Task to complete: Count how many lines in this material contain "title". The answer is that number alone.

>> start Provided information

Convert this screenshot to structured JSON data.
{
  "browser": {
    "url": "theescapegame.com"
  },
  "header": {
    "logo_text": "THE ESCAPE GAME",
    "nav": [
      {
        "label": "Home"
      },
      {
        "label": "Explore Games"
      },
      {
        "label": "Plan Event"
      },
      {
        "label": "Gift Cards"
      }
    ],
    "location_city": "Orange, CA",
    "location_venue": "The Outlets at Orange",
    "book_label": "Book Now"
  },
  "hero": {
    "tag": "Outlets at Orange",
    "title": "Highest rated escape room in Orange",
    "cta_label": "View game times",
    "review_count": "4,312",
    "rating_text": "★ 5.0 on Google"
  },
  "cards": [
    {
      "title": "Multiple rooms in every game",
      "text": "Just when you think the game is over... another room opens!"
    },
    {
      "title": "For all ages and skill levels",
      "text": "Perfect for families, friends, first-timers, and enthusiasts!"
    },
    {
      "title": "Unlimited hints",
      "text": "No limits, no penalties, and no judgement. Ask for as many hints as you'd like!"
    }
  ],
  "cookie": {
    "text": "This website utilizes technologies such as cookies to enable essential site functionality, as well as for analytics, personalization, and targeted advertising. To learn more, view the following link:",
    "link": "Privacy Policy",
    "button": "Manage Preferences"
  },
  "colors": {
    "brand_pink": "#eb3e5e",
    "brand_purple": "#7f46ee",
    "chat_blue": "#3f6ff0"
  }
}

>> end Provided information

Result below: 4